# WORK INSTRUCTIONS:
Every record here should be printed again exactly.

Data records
- - - -

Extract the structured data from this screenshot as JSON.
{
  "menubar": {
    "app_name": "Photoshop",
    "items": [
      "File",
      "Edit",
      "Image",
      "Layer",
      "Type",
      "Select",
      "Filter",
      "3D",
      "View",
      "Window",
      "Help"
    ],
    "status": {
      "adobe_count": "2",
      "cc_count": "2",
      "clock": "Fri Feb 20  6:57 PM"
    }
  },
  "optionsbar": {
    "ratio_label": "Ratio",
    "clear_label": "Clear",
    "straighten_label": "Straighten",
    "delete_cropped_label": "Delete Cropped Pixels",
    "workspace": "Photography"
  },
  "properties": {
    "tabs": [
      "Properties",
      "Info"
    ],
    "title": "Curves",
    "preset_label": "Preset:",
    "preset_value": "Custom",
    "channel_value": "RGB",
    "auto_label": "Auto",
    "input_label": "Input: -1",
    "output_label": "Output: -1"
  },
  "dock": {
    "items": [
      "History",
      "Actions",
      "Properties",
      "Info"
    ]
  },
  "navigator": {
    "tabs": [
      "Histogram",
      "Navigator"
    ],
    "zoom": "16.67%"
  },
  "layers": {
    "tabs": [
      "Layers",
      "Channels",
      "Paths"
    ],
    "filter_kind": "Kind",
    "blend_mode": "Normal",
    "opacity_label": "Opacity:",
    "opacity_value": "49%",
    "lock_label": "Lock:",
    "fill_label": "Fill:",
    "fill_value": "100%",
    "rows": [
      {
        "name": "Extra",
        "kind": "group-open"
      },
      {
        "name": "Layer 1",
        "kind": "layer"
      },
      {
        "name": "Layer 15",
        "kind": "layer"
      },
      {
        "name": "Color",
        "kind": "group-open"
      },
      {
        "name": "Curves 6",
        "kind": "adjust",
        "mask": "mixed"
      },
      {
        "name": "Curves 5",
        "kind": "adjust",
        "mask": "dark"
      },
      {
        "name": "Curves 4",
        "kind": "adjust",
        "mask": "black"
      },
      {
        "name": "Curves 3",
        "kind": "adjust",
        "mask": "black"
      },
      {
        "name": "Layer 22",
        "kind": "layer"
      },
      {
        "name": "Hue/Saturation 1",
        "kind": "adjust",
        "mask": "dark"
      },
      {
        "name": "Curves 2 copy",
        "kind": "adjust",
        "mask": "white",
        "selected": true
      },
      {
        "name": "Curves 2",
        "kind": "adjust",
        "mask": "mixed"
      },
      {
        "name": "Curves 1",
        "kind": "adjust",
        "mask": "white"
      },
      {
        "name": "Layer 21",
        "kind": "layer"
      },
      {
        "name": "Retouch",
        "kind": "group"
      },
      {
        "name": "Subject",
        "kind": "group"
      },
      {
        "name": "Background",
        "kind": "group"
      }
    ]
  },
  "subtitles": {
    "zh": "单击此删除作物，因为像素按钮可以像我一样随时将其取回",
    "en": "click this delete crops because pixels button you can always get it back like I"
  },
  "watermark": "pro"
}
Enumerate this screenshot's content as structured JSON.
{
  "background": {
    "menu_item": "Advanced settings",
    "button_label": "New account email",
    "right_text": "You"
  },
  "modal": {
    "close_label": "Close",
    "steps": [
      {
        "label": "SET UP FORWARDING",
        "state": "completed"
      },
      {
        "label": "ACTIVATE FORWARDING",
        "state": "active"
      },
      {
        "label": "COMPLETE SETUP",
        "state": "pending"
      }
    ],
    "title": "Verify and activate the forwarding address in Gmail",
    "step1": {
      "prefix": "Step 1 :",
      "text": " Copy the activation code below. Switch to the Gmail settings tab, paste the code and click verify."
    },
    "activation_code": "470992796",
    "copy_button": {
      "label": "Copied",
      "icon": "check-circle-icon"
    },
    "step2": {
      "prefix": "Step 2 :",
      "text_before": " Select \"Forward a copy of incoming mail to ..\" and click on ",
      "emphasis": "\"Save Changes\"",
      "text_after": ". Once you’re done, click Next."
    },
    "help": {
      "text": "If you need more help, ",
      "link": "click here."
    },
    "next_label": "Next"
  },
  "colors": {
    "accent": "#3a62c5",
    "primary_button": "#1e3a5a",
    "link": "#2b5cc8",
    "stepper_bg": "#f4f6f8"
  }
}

- - - -

# FINAL ANSWER:
Extract the structured data from this screenshot as JSON.
{
  "menubar": {
    "app_name": "Photoshop",
    "items": [
      "File",
      "Edit",
      "Image",
      "Layer",
      "Type",
      "Select",
      "Filter",
      "3D",
      "View",
      "Window",
      "Help"
    ],
    "status": {
      "adobe_count": "2",
      "cc_count": "2",
      "clock": "Fri Feb 20  6:57 PM"
    }
  },
  "optionsbar": {
    "ratio_label": "Ratio",
    "clear_label": "Clear",
    "straighten_label": "Straighten",
    "delete_cropped_label": "Delete Cropped Pixels",
    "workspace": "Photography"
  },
  "properties": {
    "tabs": [
      "Properties",
      "Info"
    ],
    "title": "Curves",
    "preset_label": "Preset:",
    "preset_value": "Custom",
    "channel_value": "RGB",
    "auto_label": "Auto",
    "input_label": "Input: -1",
    "output_label": "Output: -1"
  },
  "dock": {
    "items": [
      "History",
      "Actions",
      "Properties",
      "Info"
    ]
  },
  "navigator": {
    "tabs": [
      "Histogram",
      "Navigator"
    ],
    "zoom": "16.67%"
  },
  "layers": {
    "tabs": [
      "Layers",
      "Channels",
      "Paths"
    ],
    "filter_kind": "Kind",
    "blend_mode": "Normal",
    "opacity_label": "Opacity:",
    "opacity_value": "49%",
    "lock_label": "Lock:",
    "fill_label": "Fill:",
    "fill_value": "100%",
    "rows": [
      {
        "name": "Extra",
        "kind": "group-open"
      },
      {
        "name": "Layer 1",
        "kind": "layer"
      },
      {
        "name": "Layer 15",
        "kind": "layer"
      },
      {
        "name": "Color",
        "kind": "group-open"
      },
      {
        "name": "Curves 6",
        "kind": "adjust",
        "mask": "mixed"
      },
      {
        "name": "Curves 5",
        "kind": "adjust",
        "mask": "dark"
      },
      {
        "name": "Curves 4",
        "kind": "adjust",
        "mask": "black"
      },
      {
        "name": "Curves 3",
        "kind": "adjust",
        "mask": "black"
      },
      {
        "name": "Layer 22",
        "kind": "layer"
      },
      {
        "name": "Hue/Saturation 1",
        "kind": "adjust",
        "mask": "dark"
      },
      {
        "name": "Curves 2 copy",
        "kind": "adjust",
        "mask": "white",
        "selected": true
      },
      {
        "name": "Curves 2",
        "kind": "adjust",
        "mask": "mixed"
      },
      {
        "name": "Curves 1",
        "kind": "adjust",
        "mask": "white"
      },
      {
        "name": "Layer 21",
        "kind": "layer"
      },
      {
        "name": "Retouch",
        "kind": "group"
      },
      {
        "name": "Subject",
        "kind": "group"
      },
      {
        "name": "Background",
        "kind": "group"
      }
    ]
  },
  "subtitles": {
    "zh": "单击此删除作物，因为像素按钮可以像我一样随时将其取回",
    "en": "click this delete crops because pixels button you can always get it back like I"
  },
  "watermark": "pro"
}
Enumerate this screenshot's content as structured JSON.
{
  "background": {
    "menu_item": "Advanced settings",
    "button_label": "New account email",
    "right_text": "You"
  },
  "modal": {
    "close_label": "Close",
    "steps": [
      {
        "label": "SET UP FORWARDING",
        "state": "completed"
      },
      {
        "label": "ACTIVATE FORWARDING",
        "state": "active"
      },
      {
        "label": "COMPLETE SETUP",
        "state": "pending"
      }
    ],
    "title": "Verify and activate the forwarding address in Gmail",
    "step1": {
      "prefix": "Step 1 :",
      "text": " Copy the activation code below. Switch to the Gmail settings tab, paste the code and click verify."
    },
    "activation_code": "470992796",
    "copy_button": {
      "label": "Copied",
      "icon": "check-circle-icon"
    },
    "step2": {
      "prefix": "Step 2 :",
      "text_before": " Select \"Forward a copy of incoming mail to ..\" and click on ",
      "emphasis": "\"Save Changes\"",
      "text_after": ". Once you’re done, click Next."
    },
    "help": {
      "text": "If you need more help, ",
      "link": "click here."
    },
    "next_label": "Next"
  },
  "colors": {
    "accent": "#3a62c5",
    "primary_button": "#1e3a5a",
    "link": "#2b5cc8",
    "stepper_bg": "#f4f6f8"
  }
}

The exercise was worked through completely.